A geometria de Santo André é única. Pela Av. Industrial, você imagina que está indo ao norte e de repente se vê no oeste, perto da Prestes Maia. Parece ser uma cidade feita de oásis, a surgirem subitamente como salvação. Primeiro confundem, depois se tornam referências mais fixas, a auxiliarem a cortar caminhos e pegar atalhos de satisfação. Mas bem que, no começo, associei a cidade a um dos seus bairros, composto por ruas com nome de signos: Peixes, Libra, do Zodíaco. E para mim fazia sentido. Cheguei até a acreditar que, a cada dia, cada logradouro mudava de lugar de acordo com o astral do município.

terça-feira, 25 de maio de 2010

Tela

Mergulhei na tela do hardware, levado pelo risco que pulsa.
Na amplidão do espaço em branco, me senti em geleiras ocultas.
Até que encontrei um caminho, conduzido pelas palavras.
Segui escorregando na trilha, rodeado por mar de ondas bravas.
Cada vez que formava uma frase, parecia que o sol me aquecia.
Em trajetória curva e glacial mais forte me sentia.
Já em uma carruagem, por campos de gelo seguia.
Escrever é estar dentro da tela, que une encanto e magia.
Entrei então em fiordes, tentei rebuscar não deu certo.
Olhei perdido pra frente, na fria areia o deserto.
Refiz intrincado traçado, impulsionado pelo vento polar.
Subi elevadas montanhas, sem respirar, com pouco ar.
Em um momento da trama, me deparei com a aurora austral.
A vista linda e o céu limpo me ajudaram a chegar ao final.
Percebi que a noite brilhava, misturando sol e lua.
Cristais de gelo piscavam, como vaga-lumes na rua.
Olhei para fora da tela, vi meu rosto concentrado.

[Requisitos]
**1.** Reproduza sem alterações a parte do trecho de origem situada entre "A geometria de" e "astral do município.", inclusive.
**2.** Prossiga com o trecho de origem a partir da última linha apresentada.
Os dados a seguir constituem material à parte, sem relação com o trecho de origem.

[Dados fornecidos]
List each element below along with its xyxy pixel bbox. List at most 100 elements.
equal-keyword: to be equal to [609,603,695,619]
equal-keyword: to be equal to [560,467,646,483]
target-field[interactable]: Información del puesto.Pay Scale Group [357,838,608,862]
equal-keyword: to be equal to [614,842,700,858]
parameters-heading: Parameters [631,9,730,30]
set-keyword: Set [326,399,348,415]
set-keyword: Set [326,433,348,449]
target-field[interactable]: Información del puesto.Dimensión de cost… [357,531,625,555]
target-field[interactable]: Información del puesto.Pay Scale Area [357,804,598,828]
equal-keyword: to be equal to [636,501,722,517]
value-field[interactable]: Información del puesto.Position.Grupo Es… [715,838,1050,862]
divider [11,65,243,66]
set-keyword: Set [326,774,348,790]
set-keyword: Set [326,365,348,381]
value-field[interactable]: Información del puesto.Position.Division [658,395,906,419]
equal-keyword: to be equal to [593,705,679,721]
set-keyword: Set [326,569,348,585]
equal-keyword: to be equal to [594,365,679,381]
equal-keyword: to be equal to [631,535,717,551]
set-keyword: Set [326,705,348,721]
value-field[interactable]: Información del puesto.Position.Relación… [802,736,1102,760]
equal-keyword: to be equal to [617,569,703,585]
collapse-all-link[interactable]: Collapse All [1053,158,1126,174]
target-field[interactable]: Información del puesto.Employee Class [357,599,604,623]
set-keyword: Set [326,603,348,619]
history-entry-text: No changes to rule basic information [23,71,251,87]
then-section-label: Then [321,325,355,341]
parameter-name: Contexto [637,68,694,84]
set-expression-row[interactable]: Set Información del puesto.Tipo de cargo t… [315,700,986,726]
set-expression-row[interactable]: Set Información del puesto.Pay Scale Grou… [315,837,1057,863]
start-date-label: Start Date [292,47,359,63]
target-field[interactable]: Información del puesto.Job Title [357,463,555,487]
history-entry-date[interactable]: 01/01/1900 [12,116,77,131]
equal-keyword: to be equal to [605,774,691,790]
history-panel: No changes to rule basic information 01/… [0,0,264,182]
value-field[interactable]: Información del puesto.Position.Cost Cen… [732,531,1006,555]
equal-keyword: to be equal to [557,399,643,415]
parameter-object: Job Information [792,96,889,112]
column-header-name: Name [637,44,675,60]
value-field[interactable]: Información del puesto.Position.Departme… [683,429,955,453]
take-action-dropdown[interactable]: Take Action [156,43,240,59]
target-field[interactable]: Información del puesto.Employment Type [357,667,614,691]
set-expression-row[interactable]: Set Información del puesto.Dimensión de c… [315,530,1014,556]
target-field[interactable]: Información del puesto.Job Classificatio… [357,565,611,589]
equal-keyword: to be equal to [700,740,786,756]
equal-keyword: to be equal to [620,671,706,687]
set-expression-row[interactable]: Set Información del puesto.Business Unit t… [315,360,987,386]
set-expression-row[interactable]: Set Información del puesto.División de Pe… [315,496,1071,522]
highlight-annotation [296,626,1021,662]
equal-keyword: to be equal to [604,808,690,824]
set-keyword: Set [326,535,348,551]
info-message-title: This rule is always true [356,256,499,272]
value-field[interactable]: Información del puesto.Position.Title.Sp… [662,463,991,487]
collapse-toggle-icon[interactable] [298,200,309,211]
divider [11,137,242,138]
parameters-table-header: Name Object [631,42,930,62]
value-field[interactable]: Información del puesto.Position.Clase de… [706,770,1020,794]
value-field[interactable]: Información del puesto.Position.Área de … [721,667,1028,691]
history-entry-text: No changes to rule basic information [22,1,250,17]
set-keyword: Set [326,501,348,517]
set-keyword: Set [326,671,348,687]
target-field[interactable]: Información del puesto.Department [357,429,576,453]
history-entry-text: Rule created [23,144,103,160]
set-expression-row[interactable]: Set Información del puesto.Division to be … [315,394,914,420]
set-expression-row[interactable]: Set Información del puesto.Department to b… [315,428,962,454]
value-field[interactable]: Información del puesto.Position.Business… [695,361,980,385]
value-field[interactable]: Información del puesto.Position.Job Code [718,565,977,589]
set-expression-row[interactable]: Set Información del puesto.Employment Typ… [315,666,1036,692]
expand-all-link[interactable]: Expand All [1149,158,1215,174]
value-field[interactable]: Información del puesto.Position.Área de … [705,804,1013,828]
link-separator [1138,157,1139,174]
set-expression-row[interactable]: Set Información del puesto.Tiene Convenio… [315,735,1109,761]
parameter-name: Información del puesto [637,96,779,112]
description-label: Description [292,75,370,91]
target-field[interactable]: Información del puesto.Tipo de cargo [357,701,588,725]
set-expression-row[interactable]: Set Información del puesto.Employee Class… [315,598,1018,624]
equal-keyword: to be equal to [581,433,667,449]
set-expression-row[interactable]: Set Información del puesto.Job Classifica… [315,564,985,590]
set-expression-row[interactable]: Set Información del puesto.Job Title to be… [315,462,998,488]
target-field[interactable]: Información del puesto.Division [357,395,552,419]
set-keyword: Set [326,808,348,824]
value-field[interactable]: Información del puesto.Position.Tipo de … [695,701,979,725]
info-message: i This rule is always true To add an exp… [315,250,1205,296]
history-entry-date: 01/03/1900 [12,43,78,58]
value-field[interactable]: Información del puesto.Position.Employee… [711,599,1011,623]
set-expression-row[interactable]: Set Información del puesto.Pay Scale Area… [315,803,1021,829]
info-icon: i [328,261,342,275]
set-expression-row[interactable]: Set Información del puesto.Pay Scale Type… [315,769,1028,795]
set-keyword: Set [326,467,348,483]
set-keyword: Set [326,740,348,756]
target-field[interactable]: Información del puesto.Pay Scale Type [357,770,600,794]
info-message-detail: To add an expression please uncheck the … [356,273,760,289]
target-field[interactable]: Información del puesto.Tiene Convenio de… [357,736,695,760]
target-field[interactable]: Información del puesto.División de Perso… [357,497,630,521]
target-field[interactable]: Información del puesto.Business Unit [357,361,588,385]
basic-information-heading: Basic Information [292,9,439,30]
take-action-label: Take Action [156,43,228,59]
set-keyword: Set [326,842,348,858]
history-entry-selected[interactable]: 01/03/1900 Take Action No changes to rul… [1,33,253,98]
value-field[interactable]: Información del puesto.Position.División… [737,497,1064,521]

[Resultados do exercício]
**1.**
A geometria de Santo André é única. Pela Av. Industrial, você imagina que está indo ao norte e de repente se vê no oeste, perto da Prestes Maia. Parece ser uma cidade feita de oásis, a surgirem subitamente como salvação. Primeiro confundem, depois se tornam referências mais fixas, a auxiliarem a cortar caminhos e pegar atalhos de satisfação. Mas bem que, no começo, associei a cidade a um dos seus bairros, composto por ruas com nome de signos: Peixes, Libra, do Zodíaco. E para mim fazia sentido. Cheguei até a acreditar que, a cada dia, cada logradouro mudava de lugar de acordo com o astral do município.

**2.**
Reconheci o menino de outrora, olhos brilhantes animado.
Batucando o teclado de letras, sentiu-se realizado e leve
Desde criança sonhava poder viajar pela neve.

segunda-feira, 24 de maio de 2010

Ouro

Midas aceitou a dádiva de transformar em ouro tudo que tocasse. No início, exultou. No caminho de volta para casa, tocou em uma folha, que logo pendeu pesada e reluzente. Viu a pedra que segurava se transformar em jazida. Em casa, que simboliza a sua intimidade, exasperou-se. O encanto tirava a vida de tudo: da maçã que iria comer, do vinho que iria beber, da filha que tanto amava. Percebeu que fizera péssimo negócio induzido pela ganância. Conseguiu desfazer o feitiço e buscou refúgio nas florestas de Pã.
Nos cofres do Tio Patinhas, se acumulavam pedras preciosas, colares de diamantes, brilhantes, moedas, anéis de prata, barras de ouro. Uma fortuna, nunca utilizada. A necessidade de aumentar a quantia só existia para acalmar a ânsia incontida de seu dono. Cada nova riqueza era despejada nos porões de sua casa, onde reinava sua intimidade, após descer grandiosa escada da mansão isolada no alto de um morro.
Midas se afogou na ambição. Patinhas derreteu solitário, na inanição de sua mesquinhez. Difícil essa questão de lidar com o ouro que transborda em nós. Escondemos sorrisos, olhares e opiniões que brilham para não assustar o mundo e paralisá-lo com muita luz. E para não sermos roubados, deixamos tudo isso escondido embaixo das escadas sombrias de nossas moradas.

quinta-feira, 20 de maio de 2010

Escuro

A força tinha acabado, ele entrou em casa às escuras. Mal deu para assistir a novela. Era tomar banho frio e dormir. Lembrou-se porém do jogo decisivo que não poderia assistir. Mal acostumado, nem mais se dava conta de que outrora cada partida era um mistério a ser visualizado pelas narrações do rádio.
Não havia tantas transmissões televisivas. Hoje tudo pode ser visto instantaneamente. Nos tempos do videotape, os jogos eram reprisados uma única vez, nas noites de domingo. Veio a recordação de um jogo do Brasil, lá pelos anos 80, que ele ouviu no seu quarto escuro, simples, na companhia apenas de um armário de compensado, uma cama e um quadro da torcida corintiana feito por sua mãe.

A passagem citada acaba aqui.